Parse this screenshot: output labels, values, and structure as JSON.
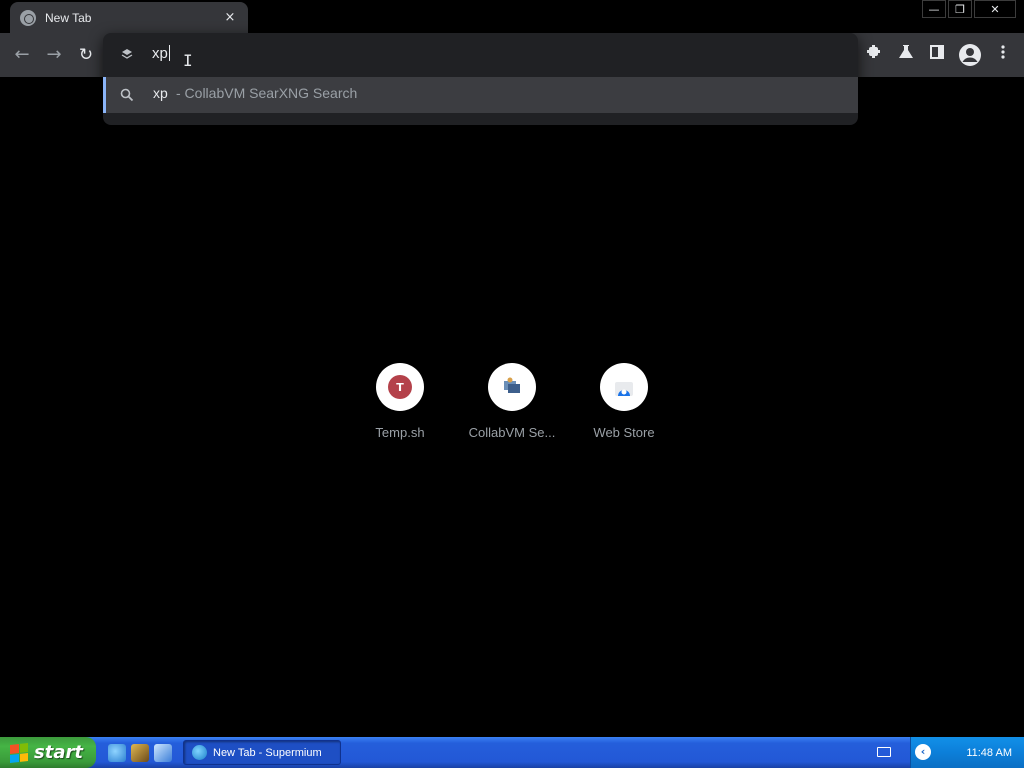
{
  "browser": {
    "tab": {
      "title": "New Tab",
      "favicon": "globe-icon",
      "close": "×"
    },
    "window_controls": {
      "minimize": "—",
      "restore": "❐",
      "close": "✕"
    },
    "nav": {
      "back": "←",
      "forward": "→",
      "reload": "↻"
    },
    "omnibox": {
      "value": "xp",
      "suggestion": {
        "query": "xp",
        "description": " - CollabVM SearXNG Search",
        "icon": "search-icon"
      }
    },
    "toolbar_right": [
      "extensions-icon",
      "labs-icon",
      "side-panel-icon",
      "profile-icon",
      "menu-icon"
    ]
  },
  "new_tab": {
    "shortcuts": [
      {
        "label": "Temp.sh",
        "letter": "T",
        "color": "#c0434b"
      },
      {
        "label": "CollabVM Se...",
        "letter": "",
        "color": "#5a7fa6"
      },
      {
        "label": "Web Store",
        "letter": "",
        "color": "#1a73e8"
      }
    ]
  },
  "taskbar": {
    "start_label": "start",
    "task_title": "New Tab - Supermium",
    "clock": "11:48 AM",
    "accent": "#245edb"
  }
}
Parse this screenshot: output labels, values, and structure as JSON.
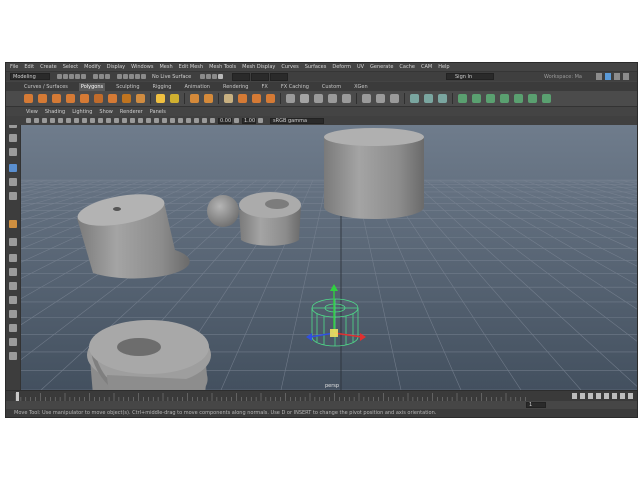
{
  "menus": [
    "File",
    "Edit",
    "Create",
    "Select",
    "Modify",
    "Display",
    "Windows",
    "Mesh",
    "Edit Mesh",
    "Mesh Tools",
    "Mesh Display",
    "Curves",
    "Surfaces",
    "Deform",
    "UV",
    "Generate",
    "Cache",
    "CAM",
    "Help"
  ],
  "statusline": {
    "mode": "Modeling",
    "live_surface": "No Live Surface",
    "sign_in": "Sign In",
    "workspace": "Workspace: Ma"
  },
  "shelf_tabs": [
    "Curves / Surfaces",
    "Polygons",
    "Sculpting",
    "Rigging",
    "Animation",
    "Rendering",
    "FX",
    "FX Caching",
    "Custom",
    "XGen"
  ],
  "shelf_active": "Polygons",
  "panel_menus": [
    "View",
    "Shading",
    "Lighting",
    "Show",
    "Renderer",
    "Panels"
  ],
  "view_fields": {
    "exposure": "0.00",
    "gamma": "1.00",
    "color_space": "sRGB gamma"
  },
  "viewport_label": "persp",
  "frame_current": "1",
  "help_text": "Move Tool: Use manipulator to move object(s). Ctrl+middle-drag to move components along normals. Use D or INSERT to change the pivot position and axis orientation.",
  "colors": {
    "viewport_top": "#6f7c8c",
    "viewport_bottom": "#43505f",
    "grid": "#7a8493",
    "mesh": "#9a9a9a",
    "selection_wire": "#4fdc8a",
    "axis_x": "#e03030",
    "axis_y": "#30d040",
    "axis_z": "#3050e0"
  }
}
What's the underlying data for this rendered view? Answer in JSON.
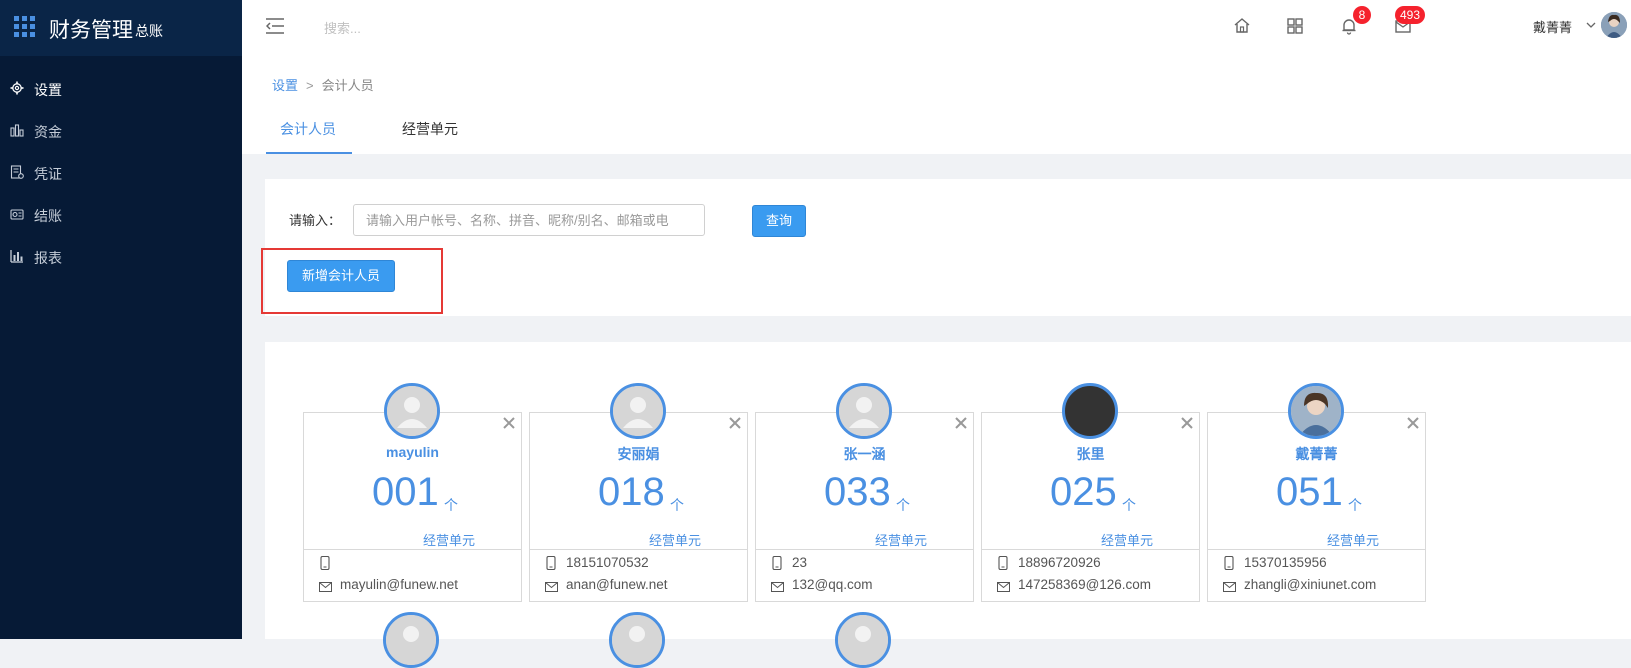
{
  "app": {
    "title": "财务管理",
    "subtitle": "总账"
  },
  "sidebar": {
    "items": [
      {
        "label": "设置",
        "icon": "gear-icon",
        "active": true
      },
      {
        "label": "资金",
        "icon": "fund-icon",
        "active": false
      },
      {
        "label": "凭证",
        "icon": "voucher-icon",
        "active": false
      },
      {
        "label": "结账",
        "icon": "closing-icon",
        "active": false
      },
      {
        "label": "报表",
        "icon": "report-icon",
        "active": false
      }
    ]
  },
  "header": {
    "search_placeholder": "搜索...",
    "notifications_count": "8",
    "messages_count": "493",
    "username": "戴菁菁"
  },
  "breadcrumb": {
    "root": "设置",
    "sep": ">",
    "current": "会计人员"
  },
  "tabs": [
    {
      "label": "会计人员",
      "active": true
    },
    {
      "label": "经营单元",
      "active": false
    }
  ],
  "filter": {
    "label": "请输入：",
    "placeholder": "请输入用户帐号、名称、拼音、昵称/别名、邮箱或电",
    "query_button": "查询",
    "add_button": "新增会计人员"
  },
  "cards": [
    {
      "name": "mayulin",
      "count": "001",
      "unit": "个",
      "biz_label": "经营单元",
      "phone": "",
      "email": "mayulin@funew.net",
      "avatar": "placeholder"
    },
    {
      "name": "安丽娟",
      "count": "018",
      "unit": "个",
      "biz_label": "经营单元",
      "phone": "18151070532",
      "email": "anan@funew.net",
      "avatar": "placeholder"
    },
    {
      "name": "张一涵",
      "count": "033",
      "unit": "个",
      "biz_label": "经营单元",
      "phone": "23",
      "email": "132@qq.com",
      "avatar": "placeholder"
    },
    {
      "name": "张里",
      "count": "025",
      "unit": "个",
      "biz_label": "经营单元",
      "phone": "18896720926",
      "email": "147258369@126.com",
      "avatar": "dark"
    },
    {
      "name": "戴菁菁",
      "count": "051",
      "unit": "个",
      "biz_label": "经营单元",
      "phone": "15370135956",
      "email": "zhangli@xiniunet.com",
      "avatar": "photo"
    }
  ],
  "colors": {
    "sidebar": "#061a36",
    "accent": "#4a90e2",
    "primary_button": "#3a9bf0",
    "badge": "#f5222d",
    "highlight": "#e53935"
  }
}
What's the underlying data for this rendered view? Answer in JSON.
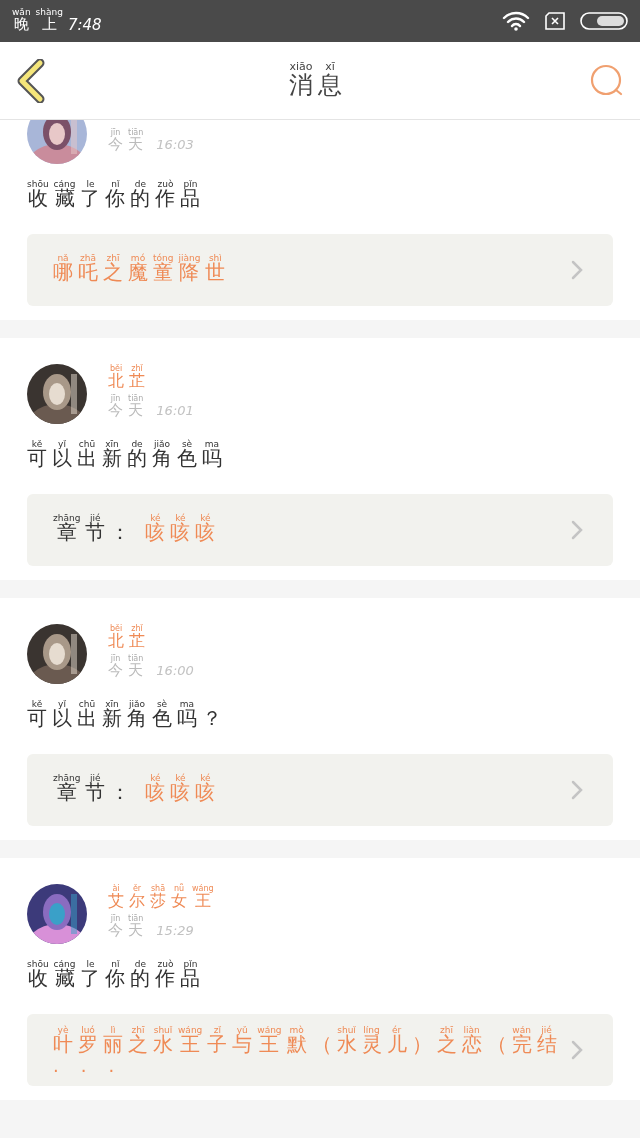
{
  "status_bar": {
    "period": [
      {
        "pinyin": "wǎn",
        "char": "晚"
      },
      {
        "pinyin": "shàng",
        "char": "上"
      }
    ],
    "time": "7:48"
  },
  "header": {
    "title": [
      {
        "pinyin": "xiāo",
        "char": "消"
      },
      {
        "pinyin": "xī",
        "char": "息"
      }
    ]
  },
  "messages": [
    {
      "date": [
        {
          "pinyin": "jīn",
          "char": "今"
        },
        {
          "pinyin": "tiān",
          "char": "天"
        }
      ],
      "time": "16:03",
      "text": [
        {
          "pinyin": "shōu",
          "char": "收"
        },
        {
          "pinyin": "cáng",
          "char": "藏"
        },
        {
          "pinyin": "le",
          "char": "了"
        },
        {
          "pinyin": "nǐ",
          "char": "你"
        },
        {
          "pinyin": "de",
          "char": "的"
        },
        {
          "pinyin": "zuò",
          "char": "作"
        },
        {
          "pinyin": "pǐn",
          "char": "品"
        }
      ],
      "link": {
        "kind": "work",
        "title": [
          {
            "pinyin": "nǎ",
            "char": "哪"
          },
          {
            "pinyin": "zhā",
            "char": "吒"
          },
          {
            "pinyin": "zhī",
            "char": "之"
          },
          {
            "pinyin": "mó",
            "char": "魔"
          },
          {
            "pinyin": "tóng",
            "char": "童"
          },
          {
            "pinyin": "jiàng",
            "char": "降"
          },
          {
            "pinyin": "shì",
            "char": "世"
          }
        ]
      }
    },
    {
      "name": [
        {
          "pinyin": "běi",
          "char": "北"
        },
        {
          "pinyin": "zhǐ",
          "char": "芷"
        }
      ],
      "date": [
        {
          "pinyin": "jīn",
          "char": "今"
        },
        {
          "pinyin": "tiān",
          "char": "天"
        }
      ],
      "time": "16:01",
      "text": [
        {
          "pinyin": "kě",
          "char": "可"
        },
        {
          "pinyin": "yǐ",
          "char": "以"
        },
        {
          "pinyin": "chū",
          "char": "出"
        },
        {
          "pinyin": "xīn",
          "char": "新"
        },
        {
          "pinyin": "de",
          "char": "的"
        },
        {
          "pinyin": "jiǎo",
          "char": "角"
        },
        {
          "pinyin": "sè",
          "char": "色"
        },
        {
          "pinyin": "ma",
          "char": "吗"
        }
      ],
      "link": {
        "kind": "chapter",
        "label": [
          {
            "pinyin": "zhāng",
            "char": "章"
          },
          {
            "pinyin": "jié",
            "char": "节"
          },
          {
            "char": "："
          }
        ],
        "title": [
          {
            "pinyin": "ké",
            "char": "咳"
          },
          {
            "pinyin": "ké",
            "char": "咳"
          },
          {
            "pinyin": "ké",
            "char": "咳"
          }
        ]
      }
    },
    {
      "name": [
        {
          "pinyin": "běi",
          "char": "北"
        },
        {
          "pinyin": "zhǐ",
          "char": "芷"
        }
      ],
      "date": [
        {
          "pinyin": "jīn",
          "char": "今"
        },
        {
          "pinyin": "tiān",
          "char": "天"
        }
      ],
      "time": "16:00",
      "text": [
        {
          "pinyin": "kě",
          "char": "可"
        },
        {
          "pinyin": "yǐ",
          "char": "以"
        },
        {
          "pinyin": "chū",
          "char": "出"
        },
        {
          "pinyin": "xīn",
          "char": "新"
        },
        {
          "pinyin": "jiǎo",
          "char": "角"
        },
        {
          "pinyin": "sè",
          "char": "色"
        },
        {
          "pinyin": "ma",
          "char": "吗"
        },
        {
          "char": "？"
        }
      ],
      "link": {
        "kind": "chapter",
        "label": [
          {
            "pinyin": "zhāng",
            "char": "章"
          },
          {
            "pinyin": "jié",
            "char": "节"
          },
          {
            "char": "："
          }
        ],
        "title": [
          {
            "pinyin": "ké",
            "char": "咳"
          },
          {
            "pinyin": "ké",
            "char": "咳"
          },
          {
            "pinyin": "ké",
            "char": "咳"
          }
        ]
      }
    },
    {
      "name": [
        {
          "pinyin": "ài",
          "char": "艾"
        },
        {
          "pinyin": "ěr",
          "char": "尔"
        },
        {
          "pinyin": "shā",
          "char": "莎"
        },
        {
          "pinyin": "nǚ",
          "char": "女"
        },
        {
          "pinyin": "wáng",
          "char": "王"
        }
      ],
      "date": [
        {
          "pinyin": "jīn",
          "char": "今"
        },
        {
          "pinyin": "tiān",
          "char": "天"
        }
      ],
      "time": "15:29",
      "text": [
        {
          "pinyin": "shōu",
          "char": "收"
        },
        {
          "pinyin": "cáng",
          "char": "藏"
        },
        {
          "pinyin": "le",
          "char": "了"
        },
        {
          "pinyin": "nǐ",
          "char": "你"
        },
        {
          "pinyin": "de",
          "char": "的"
        },
        {
          "pinyin": "zuò",
          "char": "作"
        },
        {
          "pinyin": "pǐn",
          "char": "品"
        }
      ],
      "link": {
        "kind": "work",
        "title": [
          {
            "pinyin": "yè",
            "char": "叶"
          },
          {
            "pinyin": "luó",
            "char": "罗"
          },
          {
            "pinyin": "lì",
            "char": "丽"
          },
          {
            "pinyin": "zhī",
            "char": "之"
          },
          {
            "pinyin": "shuǐ",
            "char": "水"
          },
          {
            "pinyin": "wáng",
            "char": "王"
          },
          {
            "pinyin": "zǐ",
            "char": "子"
          },
          {
            "pinyin": "yǔ",
            "char": "与"
          },
          {
            "pinyin": "wáng",
            "char": "王"
          },
          {
            "pinyin": "mò",
            "char": "默"
          },
          {
            "char": "（"
          },
          {
            "pinyin": "shuǐ",
            "char": "水"
          },
          {
            "pinyin": "líng",
            "char": "灵"
          },
          {
            "pinyin": "ér",
            "char": "儿"
          },
          {
            "char": "）"
          },
          {
            "pinyin": "zhī",
            "char": "之"
          },
          {
            "pinyin": "liàn",
            "char": "恋"
          },
          {
            "char": "（"
          },
          {
            "pinyin": "wán",
            "char": "完"
          },
          {
            "pinyin": "jié",
            "char": "结"
          }
        ],
        "overflow": "..."
      }
    }
  ]
}
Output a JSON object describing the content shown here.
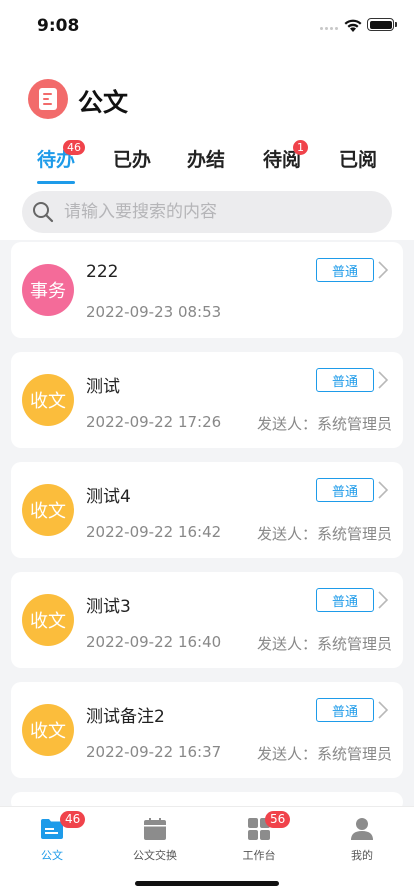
{
  "status_bar": {
    "time": "9:08"
  },
  "header": {
    "title": "公文"
  },
  "tabs": [
    {
      "label": "待办",
      "badge": "46",
      "active": true
    },
    {
      "label": "已办",
      "badge": "",
      "active": false
    },
    {
      "label": "办结",
      "badge": "",
      "active": false
    },
    {
      "label": "待阅",
      "badge": "1",
      "active": false
    },
    {
      "label": "已阅",
      "badge": "",
      "active": false
    }
  ],
  "search": {
    "placeholder": "请输入要搜索的内容",
    "value": ""
  },
  "items": [
    {
      "avatar_text": "事务",
      "avatar_color": "#f46b99",
      "title": "222",
      "date": "2022-09-23 08:53",
      "sender": "",
      "priority": "普通"
    },
    {
      "avatar_text": "收文",
      "avatar_color": "#fbbd3c",
      "title": "测试",
      "date": "2022-09-22 17:26",
      "sender": "发送人：系统管理员",
      "priority": "普通"
    },
    {
      "avatar_text": "收文",
      "avatar_color": "#fbbd3c",
      "title": "测试4",
      "date": "2022-09-22 16:42",
      "sender": "发送人：系统管理员",
      "priority": "普通"
    },
    {
      "avatar_text": "收文",
      "avatar_color": "#fbbd3c",
      "title": "测试3",
      "date": "2022-09-22 16:40",
      "sender": "发送人：系统管理员",
      "priority": "普通"
    },
    {
      "avatar_text": "收文",
      "avatar_color": "#fbbd3c",
      "title": "测试备注2",
      "date": "2022-09-22 16:37",
      "sender": "发送人：系统管理员",
      "priority": "普通"
    }
  ],
  "tabbar": [
    {
      "label": "公文",
      "icon": "folder-icon",
      "badge": "46",
      "active": true
    },
    {
      "label": "公文交换",
      "icon": "calendar-icon",
      "badge": "",
      "active": false
    },
    {
      "label": "工作台",
      "icon": "grid-icon",
      "badge": "56",
      "active": false
    },
    {
      "label": "我的",
      "icon": "user-icon",
      "badge": "",
      "active": false
    }
  ],
  "colors": {
    "accent": "#1e9be9",
    "badge": "#f0434b",
    "logo": "#f26b6b"
  }
}
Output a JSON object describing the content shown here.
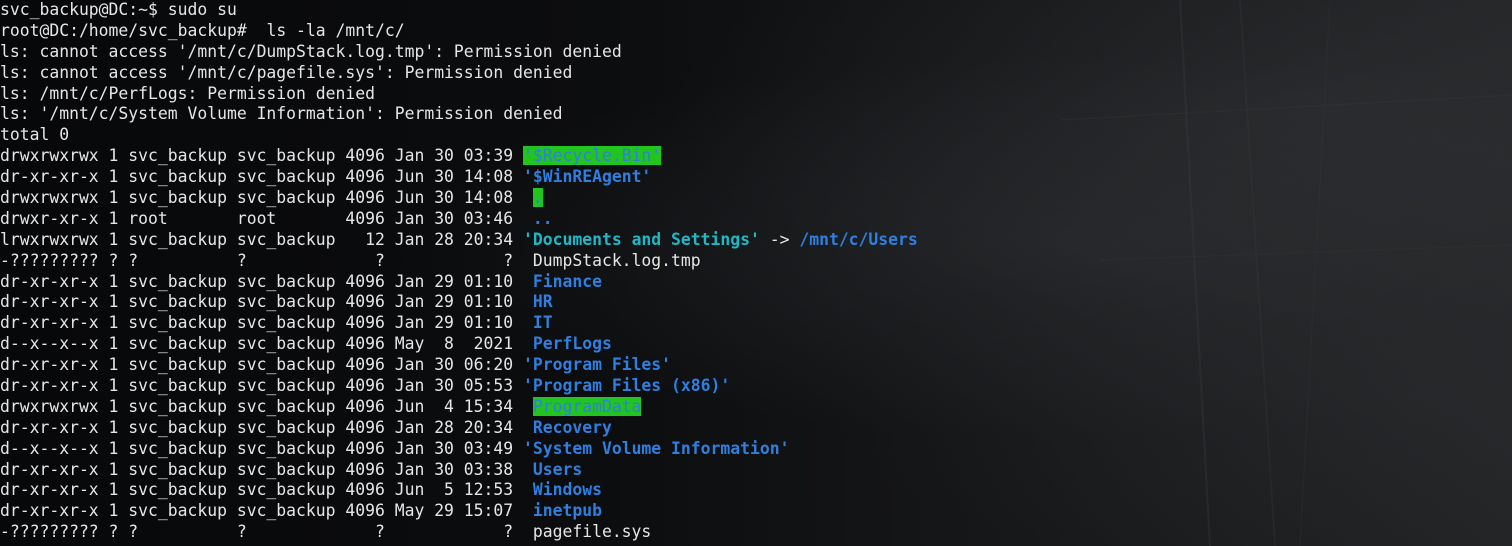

******

Go through the entries above and pull out each line with "mayulin" in it.

      "name": "mayulin",
      "email": "mayulin@funew.net",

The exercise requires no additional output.